§ **What to do**
Drop all images and give the records again exactly.
=== Records for the task ===
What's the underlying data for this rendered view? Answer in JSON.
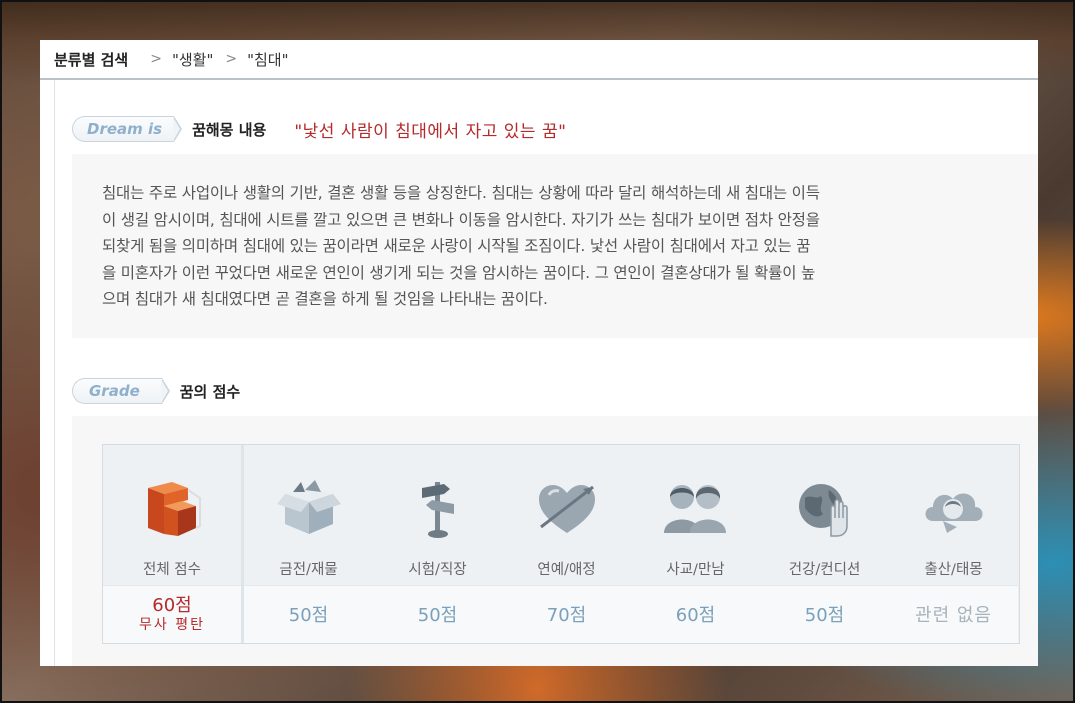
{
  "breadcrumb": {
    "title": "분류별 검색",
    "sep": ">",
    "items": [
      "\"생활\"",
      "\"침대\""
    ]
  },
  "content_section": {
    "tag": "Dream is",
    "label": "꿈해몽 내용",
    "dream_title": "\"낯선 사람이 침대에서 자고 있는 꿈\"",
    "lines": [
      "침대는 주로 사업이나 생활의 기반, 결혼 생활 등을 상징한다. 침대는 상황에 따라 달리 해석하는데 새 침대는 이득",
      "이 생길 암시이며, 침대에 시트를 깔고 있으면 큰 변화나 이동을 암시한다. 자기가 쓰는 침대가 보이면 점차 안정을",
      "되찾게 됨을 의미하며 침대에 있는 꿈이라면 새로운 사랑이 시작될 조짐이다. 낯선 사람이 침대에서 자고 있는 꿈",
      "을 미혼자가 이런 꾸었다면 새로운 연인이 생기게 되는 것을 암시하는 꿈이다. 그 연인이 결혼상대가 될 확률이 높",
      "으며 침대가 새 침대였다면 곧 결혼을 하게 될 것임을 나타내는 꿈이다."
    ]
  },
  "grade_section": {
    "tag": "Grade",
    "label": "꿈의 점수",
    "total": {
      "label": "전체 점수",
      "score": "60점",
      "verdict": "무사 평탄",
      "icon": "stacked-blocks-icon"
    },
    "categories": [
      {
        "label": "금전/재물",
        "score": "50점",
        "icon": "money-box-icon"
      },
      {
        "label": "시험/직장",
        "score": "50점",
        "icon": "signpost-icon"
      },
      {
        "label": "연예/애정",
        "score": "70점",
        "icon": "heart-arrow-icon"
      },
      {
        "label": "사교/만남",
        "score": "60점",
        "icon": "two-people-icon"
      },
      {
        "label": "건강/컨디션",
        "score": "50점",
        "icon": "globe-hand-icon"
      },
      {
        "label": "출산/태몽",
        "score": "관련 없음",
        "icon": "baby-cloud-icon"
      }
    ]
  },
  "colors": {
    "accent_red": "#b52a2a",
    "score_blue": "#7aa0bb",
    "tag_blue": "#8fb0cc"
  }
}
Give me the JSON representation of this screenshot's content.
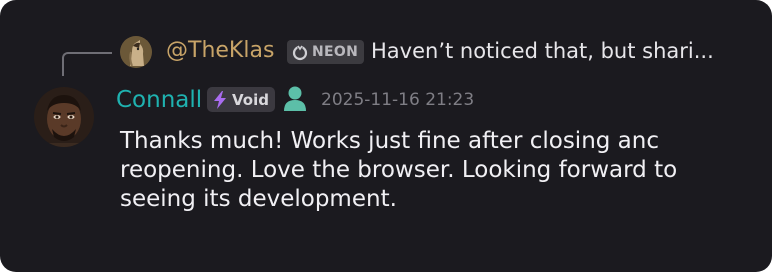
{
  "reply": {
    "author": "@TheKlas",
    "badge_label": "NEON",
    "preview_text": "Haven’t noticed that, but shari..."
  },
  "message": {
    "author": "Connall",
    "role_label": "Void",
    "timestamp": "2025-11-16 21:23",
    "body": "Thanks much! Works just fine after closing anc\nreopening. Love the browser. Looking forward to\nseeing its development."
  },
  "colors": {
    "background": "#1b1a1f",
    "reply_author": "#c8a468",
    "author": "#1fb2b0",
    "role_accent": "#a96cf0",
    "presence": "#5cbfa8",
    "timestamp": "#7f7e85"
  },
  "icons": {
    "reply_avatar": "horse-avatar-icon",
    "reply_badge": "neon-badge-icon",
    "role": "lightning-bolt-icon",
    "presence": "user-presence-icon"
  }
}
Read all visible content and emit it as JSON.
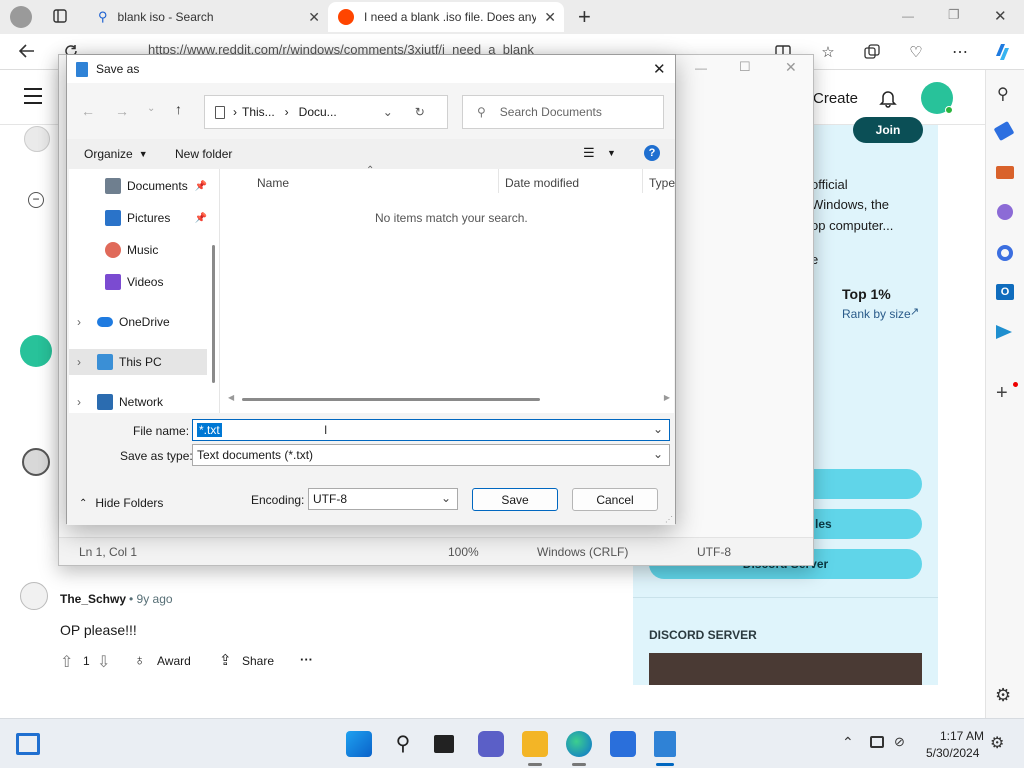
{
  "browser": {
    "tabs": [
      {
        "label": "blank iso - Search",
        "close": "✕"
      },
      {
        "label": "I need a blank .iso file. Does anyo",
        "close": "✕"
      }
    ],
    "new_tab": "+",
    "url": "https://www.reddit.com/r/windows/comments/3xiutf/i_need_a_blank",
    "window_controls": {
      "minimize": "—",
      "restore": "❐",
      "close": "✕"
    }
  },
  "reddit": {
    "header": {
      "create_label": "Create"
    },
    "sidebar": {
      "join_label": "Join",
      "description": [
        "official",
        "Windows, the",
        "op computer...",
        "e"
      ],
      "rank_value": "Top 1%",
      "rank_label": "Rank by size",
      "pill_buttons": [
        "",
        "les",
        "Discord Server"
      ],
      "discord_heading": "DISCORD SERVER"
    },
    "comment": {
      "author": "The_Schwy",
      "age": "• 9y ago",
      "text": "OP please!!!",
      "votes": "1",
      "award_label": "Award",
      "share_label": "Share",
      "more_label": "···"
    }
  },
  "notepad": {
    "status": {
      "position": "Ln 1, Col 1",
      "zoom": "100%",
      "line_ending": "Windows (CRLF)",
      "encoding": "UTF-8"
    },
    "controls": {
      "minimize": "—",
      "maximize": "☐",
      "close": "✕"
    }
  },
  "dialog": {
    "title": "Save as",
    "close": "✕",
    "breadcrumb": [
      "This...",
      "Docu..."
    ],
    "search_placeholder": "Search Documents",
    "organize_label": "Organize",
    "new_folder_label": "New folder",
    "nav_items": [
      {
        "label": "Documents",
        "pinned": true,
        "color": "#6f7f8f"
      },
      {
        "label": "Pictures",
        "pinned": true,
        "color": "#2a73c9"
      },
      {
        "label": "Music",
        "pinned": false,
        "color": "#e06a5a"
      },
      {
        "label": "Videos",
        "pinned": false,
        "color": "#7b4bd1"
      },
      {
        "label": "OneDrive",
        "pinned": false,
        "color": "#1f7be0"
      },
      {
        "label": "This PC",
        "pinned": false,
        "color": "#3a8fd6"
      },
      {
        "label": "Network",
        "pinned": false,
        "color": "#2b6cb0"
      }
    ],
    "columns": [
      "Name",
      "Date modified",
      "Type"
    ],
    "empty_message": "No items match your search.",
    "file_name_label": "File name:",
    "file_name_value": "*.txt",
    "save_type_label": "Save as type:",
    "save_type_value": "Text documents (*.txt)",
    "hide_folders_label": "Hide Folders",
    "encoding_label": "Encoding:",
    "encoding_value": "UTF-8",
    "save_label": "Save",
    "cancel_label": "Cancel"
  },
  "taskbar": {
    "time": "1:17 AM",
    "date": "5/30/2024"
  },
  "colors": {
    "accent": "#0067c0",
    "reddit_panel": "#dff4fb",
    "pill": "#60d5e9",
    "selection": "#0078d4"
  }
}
===
§ **Right answer**
What's the underlying data for this rendered view? Answer in JSON.
{
  "breadcrumb": {
    "title": "분류별 검색",
    "sep": ">",
    "items": [
      "\"생활\"",
      "\"침대\""
    ]
  },
  "content_section": {
    "tag": "Dream is",
    "label": "꿈해몽 내용",
    "dream_title": "\"낯선 사람이 침대에서 자고 있는 꿈\"",
    "lines": [
      "침대는 주로 사업이나 생활의 기반, 결혼 생활 등을 상징한다. 침대는 상황에 따라 달리 해석하는데 새 침대는 이득",
      "이 생길 암시이며, 침대에 시트를 깔고 있으면 큰 변화나 이동을 암시한다. 자기가 쓰는 침대가 보이면 점차 안정을",
      "되찾게 됨을 의미하며 침대에 있는 꿈이라면 새로운 사랑이 시작될 조짐이다. 낯선 사람이 침대에서 자고 있는 꿈",
      "을 미혼자가 이런 꾸었다면 새로운 연인이 생기게 되는 것을 암시하는 꿈이다. 그 연인이 결혼상대가 될 확률이 높",
      "으며 침대가 새 침대였다면 곧 결혼을 하게 될 것임을 나타내는 꿈이다."
    ]
  },
  "grade_section": {
    "tag": "Grade",
    "label": "꿈의 점수",
    "total": {
      "label": "전체 점수",
      "score": "60점",
      "verdict": "무사 평탄",
      "icon": "stacked-blocks-icon"
    },
    "categories": [
      {
        "label": "금전/재물",
        "score": "50점",
        "icon": "money-box-icon"
      },
      {
        "label": "시험/직장",
        "score": "50점",
        "icon": "signpost-icon"
      },
      {
        "label": "연예/애정",
        "score": "70점",
        "icon": "heart-arrow-icon"
      },
      {
        "label": "사교/만남",
        "score": "60점",
        "icon": "two-people-icon"
      },
      {
        "label": "건강/컨디션",
        "score": "50점",
        "icon": "globe-hand-icon"
      },
      {
        "label": "출산/태몽",
        "score": "관련 없음",
        "icon": "baby-cloud-icon"
      }
    ]
  },
  "colors": {
    "accent_red": "#b52a2a",
    "score_blue": "#7aa0bb",
    "tag_blue": "#8fb0cc"
  }
}
Give me the JSON representation of this screenshot's content.
{
  "reply": {
    "author": "@TheKlas",
    "badge_label": "NEON",
    "preview_text": "Haven’t noticed that, but shari..."
  },
  "message": {
    "author": "Connall",
    "role_label": "Void",
    "timestamp": "2025-11-16 21:23",
    "body": "Thanks much! Works just fine after closing anc\nreopening. Love the browser. Looking forward to\nseeing its development."
  },
  "colors": {
    "background": "#1b1a1f",
    "reply_author": "#c8a468",
    "author": "#1fb2b0",
    "role_accent": "#a96cf0",
    "presence": "#5cbfa8",
    "timestamp": "#7f7e85"
  },
  "icons": {
    "reply_avatar": "horse-avatar-icon",
    "reply_badge": "neon-badge-icon",
    "role": "lightning-bolt-icon",
    "presence": "user-presence-icon"
  }
}
Read all visible content and emit it as JSON.
{
  "browser": {
    "tabs": [
      {
        "label": "blank iso - Search",
        "close": "✕"
      },
      {
        "label": "I need a blank .iso file. Does anyo",
        "close": "✕"
      }
    ],
    "new_tab": "+",
    "url": "https://www.reddit.com/r/windows/comments/3xiutf/i_need_a_blank",
    "window_controls": {
      "minimize": "—",
      "restore": "❐",
      "close": "✕"
    }
  },
  "reddit": {
    "header": {
      "create_label": "Create"
    },
    "sidebar": {
      "join_label": "Join",
      "description": [
        "official",
        "Windows, the",
        "op computer...",
        "e"
      ],
      "rank_value": "Top 1%",
      "rank_label": "Rank by size",
      "pill_buttons": [
        "",
        "les",
        "Discord Server"
      ],
      "discord_heading": "DISCORD SERVER"
    },
    "comment": {
      "author": "The_Schwy",
      "age": "• 9y ago",
      "text": "OP please!!!",
      "votes": "1",
      "award_label": "Award",
      "share_label": "Share",
      "more_label": "···"
    }
  },
  "notepad": {
    "status": {
      "position": "Ln 1, Col 1",
      "zoom": "100%",
      "line_ending": "Windows (CRLF)",
      "encoding": "UTF-8"
    },
    "controls": {
      "minimize": "—",
      "maximize": "☐",
      "close": "✕"
    }
  },
  "dialog": {
    "title": "Save as",
    "close": "✕",
    "breadcrumb": [
      "This...",
      "Docu..."
    ],
    "search_placeholder": "Search Documents",
    "organize_label": "Organize",
    "new_folder_label": "New folder",
    "nav_items": [
      {
        "label": "Documents",
        "pinned": true,
        "color": "#6f7f8f"
      },
      {
        "label": "Pictures",
        "pinned": true,
        "color": "#2a73c9"
      },
      {
        "label": "Music",
        "pinned": false,
        "color": "#e06a5a"
      },
      {
        "label": "Videos",
        "pinned": false,
        "color": "#7b4bd1"
      },
      {
        "label": "OneDrive",
        "pinned": false,
        "color": "#1f7be0"
      },
      {
        "label": "This PC",
        "pinned": false,
        "color": "#3a8fd6"
      },
      {
        "label": "Network",
        "pinned": false,
        "color": "#2b6cb0"
      }
    ],
    "columns": [
      "Name",
      "Date modified",
      "Type"
    ],
    "empty_message": "No items match your search.",
    "file_name_label": "File name:",
    "file_name_value": "*.txt",
    "save_type_label": "Save as type:",
    "save_type_value": "Text documents (*.txt)",
    "hide_folders_label": "Hide Folders",
    "encoding_label": "Encoding:",
    "encoding_value": "UTF-8",
    "save_label": "Save",
    "cancel_label": "Cancel"
  },
  "taskbar": {
    "time": "1:17 AM",
    "date": "5/30/2024"
  },
  "colors": {
    "accent": "#0067c0",
    "reddit_panel": "#dff4fb",
    "pill": "#60d5e9",
    "selection": "#0078d4"
  }
}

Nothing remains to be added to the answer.